PROBLEM TO WORK ON: Copy out each line of the listing that has the word "largest" in it.

TASK INPUTS:
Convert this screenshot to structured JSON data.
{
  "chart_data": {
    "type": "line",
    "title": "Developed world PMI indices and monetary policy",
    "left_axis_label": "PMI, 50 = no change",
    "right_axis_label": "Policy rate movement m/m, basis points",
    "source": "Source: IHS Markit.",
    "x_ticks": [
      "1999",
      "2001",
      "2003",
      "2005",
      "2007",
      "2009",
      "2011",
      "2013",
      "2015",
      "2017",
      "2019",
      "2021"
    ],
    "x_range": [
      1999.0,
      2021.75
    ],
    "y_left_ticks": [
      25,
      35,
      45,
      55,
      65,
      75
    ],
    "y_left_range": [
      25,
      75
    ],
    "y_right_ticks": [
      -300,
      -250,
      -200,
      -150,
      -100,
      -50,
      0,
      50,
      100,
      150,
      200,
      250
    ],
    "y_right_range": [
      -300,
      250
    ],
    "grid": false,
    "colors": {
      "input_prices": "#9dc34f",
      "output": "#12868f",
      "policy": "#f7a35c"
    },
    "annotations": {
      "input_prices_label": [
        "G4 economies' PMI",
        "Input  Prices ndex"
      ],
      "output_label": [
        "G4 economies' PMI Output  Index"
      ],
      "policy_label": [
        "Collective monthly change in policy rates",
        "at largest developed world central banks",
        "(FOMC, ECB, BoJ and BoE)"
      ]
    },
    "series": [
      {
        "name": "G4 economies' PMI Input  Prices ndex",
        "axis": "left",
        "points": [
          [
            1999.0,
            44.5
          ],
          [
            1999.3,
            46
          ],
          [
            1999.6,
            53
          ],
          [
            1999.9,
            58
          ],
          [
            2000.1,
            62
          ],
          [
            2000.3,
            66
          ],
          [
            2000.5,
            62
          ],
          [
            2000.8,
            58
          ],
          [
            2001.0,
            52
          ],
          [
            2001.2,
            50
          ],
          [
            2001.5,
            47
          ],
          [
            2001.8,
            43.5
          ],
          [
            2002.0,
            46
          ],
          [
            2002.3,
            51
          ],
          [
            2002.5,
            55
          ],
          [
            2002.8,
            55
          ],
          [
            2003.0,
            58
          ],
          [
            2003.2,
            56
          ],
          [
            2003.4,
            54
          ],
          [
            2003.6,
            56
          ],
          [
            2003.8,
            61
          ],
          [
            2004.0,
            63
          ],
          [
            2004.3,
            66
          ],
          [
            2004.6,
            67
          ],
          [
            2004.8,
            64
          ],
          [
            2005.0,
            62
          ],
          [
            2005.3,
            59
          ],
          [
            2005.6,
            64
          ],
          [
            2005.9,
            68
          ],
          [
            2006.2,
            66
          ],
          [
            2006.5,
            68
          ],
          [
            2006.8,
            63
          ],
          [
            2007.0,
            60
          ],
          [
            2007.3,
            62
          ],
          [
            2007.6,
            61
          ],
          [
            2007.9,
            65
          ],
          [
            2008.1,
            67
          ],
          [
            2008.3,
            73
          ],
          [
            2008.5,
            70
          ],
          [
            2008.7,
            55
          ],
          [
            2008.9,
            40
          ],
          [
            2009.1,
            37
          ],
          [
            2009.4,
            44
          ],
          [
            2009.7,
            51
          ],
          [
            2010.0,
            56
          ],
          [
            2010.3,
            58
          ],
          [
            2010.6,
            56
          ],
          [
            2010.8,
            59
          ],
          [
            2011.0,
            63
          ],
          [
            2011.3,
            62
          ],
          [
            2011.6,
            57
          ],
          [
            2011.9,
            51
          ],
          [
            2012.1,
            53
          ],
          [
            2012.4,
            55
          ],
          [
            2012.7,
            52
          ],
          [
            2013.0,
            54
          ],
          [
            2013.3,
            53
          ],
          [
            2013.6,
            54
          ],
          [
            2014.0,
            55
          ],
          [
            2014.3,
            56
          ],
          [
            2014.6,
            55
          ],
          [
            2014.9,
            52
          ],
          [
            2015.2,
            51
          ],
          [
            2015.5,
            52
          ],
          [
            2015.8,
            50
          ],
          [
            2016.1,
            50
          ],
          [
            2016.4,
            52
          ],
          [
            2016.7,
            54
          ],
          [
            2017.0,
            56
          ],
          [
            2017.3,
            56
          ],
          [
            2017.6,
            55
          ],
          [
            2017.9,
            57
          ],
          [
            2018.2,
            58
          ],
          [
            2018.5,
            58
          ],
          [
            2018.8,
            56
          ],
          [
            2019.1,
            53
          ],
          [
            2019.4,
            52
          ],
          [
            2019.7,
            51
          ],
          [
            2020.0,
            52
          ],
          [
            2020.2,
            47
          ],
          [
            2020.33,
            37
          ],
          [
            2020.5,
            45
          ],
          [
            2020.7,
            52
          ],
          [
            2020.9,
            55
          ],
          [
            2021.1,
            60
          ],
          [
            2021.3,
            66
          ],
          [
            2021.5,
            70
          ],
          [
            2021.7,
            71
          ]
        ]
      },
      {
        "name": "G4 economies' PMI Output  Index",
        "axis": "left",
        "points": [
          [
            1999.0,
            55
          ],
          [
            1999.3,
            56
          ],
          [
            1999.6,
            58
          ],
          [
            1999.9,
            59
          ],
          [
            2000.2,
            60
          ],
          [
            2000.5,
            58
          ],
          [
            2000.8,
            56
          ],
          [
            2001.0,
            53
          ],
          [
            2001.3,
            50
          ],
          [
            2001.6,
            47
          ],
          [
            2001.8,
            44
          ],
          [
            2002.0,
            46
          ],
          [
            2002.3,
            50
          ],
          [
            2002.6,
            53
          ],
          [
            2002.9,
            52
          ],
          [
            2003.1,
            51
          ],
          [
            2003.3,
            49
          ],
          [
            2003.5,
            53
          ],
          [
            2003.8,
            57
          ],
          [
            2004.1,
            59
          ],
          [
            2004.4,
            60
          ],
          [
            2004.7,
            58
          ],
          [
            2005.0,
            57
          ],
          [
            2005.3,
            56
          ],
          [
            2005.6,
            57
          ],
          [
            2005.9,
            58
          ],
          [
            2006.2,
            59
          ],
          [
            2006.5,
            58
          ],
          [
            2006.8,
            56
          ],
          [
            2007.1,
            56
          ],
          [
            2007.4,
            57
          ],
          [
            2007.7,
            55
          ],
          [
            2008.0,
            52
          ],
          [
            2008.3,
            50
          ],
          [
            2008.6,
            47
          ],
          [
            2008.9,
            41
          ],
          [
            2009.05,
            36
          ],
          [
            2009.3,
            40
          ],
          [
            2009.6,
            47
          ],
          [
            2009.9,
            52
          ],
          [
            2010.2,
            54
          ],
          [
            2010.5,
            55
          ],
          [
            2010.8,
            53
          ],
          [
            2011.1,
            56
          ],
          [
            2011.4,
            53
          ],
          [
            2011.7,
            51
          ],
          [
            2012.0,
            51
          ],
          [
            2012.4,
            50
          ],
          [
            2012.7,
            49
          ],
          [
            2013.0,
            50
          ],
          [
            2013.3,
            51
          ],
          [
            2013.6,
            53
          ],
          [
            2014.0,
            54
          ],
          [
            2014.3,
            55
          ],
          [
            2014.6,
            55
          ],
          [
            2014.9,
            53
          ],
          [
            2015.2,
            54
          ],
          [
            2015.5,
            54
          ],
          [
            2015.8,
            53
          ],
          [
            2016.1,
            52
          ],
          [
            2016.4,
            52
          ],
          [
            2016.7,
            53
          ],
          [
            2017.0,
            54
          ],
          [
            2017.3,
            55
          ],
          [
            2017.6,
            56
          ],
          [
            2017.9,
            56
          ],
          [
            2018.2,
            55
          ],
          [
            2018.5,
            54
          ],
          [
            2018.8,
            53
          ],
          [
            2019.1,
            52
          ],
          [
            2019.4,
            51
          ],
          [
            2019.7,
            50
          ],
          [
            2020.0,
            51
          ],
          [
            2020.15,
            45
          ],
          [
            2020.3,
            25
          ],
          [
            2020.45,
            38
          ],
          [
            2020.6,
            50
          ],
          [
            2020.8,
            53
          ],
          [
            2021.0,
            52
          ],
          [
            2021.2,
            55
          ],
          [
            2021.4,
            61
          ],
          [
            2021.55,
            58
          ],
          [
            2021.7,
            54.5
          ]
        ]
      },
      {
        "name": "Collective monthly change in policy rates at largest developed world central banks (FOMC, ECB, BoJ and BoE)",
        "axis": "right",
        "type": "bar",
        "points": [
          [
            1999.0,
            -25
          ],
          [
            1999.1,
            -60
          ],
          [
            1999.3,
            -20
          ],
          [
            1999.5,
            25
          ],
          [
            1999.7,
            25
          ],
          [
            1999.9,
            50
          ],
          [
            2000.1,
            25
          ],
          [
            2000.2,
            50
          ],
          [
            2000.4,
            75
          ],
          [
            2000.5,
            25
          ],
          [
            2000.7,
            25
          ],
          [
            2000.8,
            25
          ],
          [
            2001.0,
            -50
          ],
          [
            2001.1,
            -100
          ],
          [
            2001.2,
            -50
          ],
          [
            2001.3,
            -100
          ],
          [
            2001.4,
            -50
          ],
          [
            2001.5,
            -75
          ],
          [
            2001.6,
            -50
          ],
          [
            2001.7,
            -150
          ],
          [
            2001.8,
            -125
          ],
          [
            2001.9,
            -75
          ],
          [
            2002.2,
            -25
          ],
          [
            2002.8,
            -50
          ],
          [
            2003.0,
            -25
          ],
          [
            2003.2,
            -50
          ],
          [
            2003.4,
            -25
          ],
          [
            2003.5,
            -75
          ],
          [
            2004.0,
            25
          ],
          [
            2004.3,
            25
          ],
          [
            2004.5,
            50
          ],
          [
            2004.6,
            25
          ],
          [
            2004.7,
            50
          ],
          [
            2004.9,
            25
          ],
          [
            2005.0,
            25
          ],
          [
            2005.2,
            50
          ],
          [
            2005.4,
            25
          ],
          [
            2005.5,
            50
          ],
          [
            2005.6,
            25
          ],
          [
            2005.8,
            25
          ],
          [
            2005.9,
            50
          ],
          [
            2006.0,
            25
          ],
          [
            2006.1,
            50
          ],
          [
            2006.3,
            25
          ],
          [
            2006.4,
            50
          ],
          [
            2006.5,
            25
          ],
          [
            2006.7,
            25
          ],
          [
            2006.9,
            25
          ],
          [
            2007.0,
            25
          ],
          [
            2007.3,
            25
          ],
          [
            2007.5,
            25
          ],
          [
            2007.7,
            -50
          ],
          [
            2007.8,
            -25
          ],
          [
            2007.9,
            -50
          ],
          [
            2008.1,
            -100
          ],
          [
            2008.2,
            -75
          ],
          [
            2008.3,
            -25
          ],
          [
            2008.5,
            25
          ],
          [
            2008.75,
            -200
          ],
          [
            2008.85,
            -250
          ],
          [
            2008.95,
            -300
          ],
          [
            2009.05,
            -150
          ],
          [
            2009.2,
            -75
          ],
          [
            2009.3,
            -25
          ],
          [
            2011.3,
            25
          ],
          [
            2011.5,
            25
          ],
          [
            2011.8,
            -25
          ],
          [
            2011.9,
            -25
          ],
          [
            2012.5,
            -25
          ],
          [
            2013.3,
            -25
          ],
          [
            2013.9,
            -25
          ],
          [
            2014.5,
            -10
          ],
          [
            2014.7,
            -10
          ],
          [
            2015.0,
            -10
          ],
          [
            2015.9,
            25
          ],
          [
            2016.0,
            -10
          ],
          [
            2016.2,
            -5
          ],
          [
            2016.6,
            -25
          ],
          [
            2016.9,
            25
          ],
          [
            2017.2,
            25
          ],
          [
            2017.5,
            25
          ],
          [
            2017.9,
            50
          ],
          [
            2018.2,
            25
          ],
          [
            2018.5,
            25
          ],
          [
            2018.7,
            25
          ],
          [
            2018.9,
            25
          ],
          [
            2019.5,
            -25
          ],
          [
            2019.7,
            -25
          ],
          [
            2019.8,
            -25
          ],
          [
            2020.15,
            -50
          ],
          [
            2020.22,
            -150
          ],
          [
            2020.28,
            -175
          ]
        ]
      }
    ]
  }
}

RESPONSE TO THIS TASK:
        "at largest developed world central banks",
        "name": "Collective monthly change in policy rates at largest developed world central banks (FOMC, ECB, BoJ and BoE)",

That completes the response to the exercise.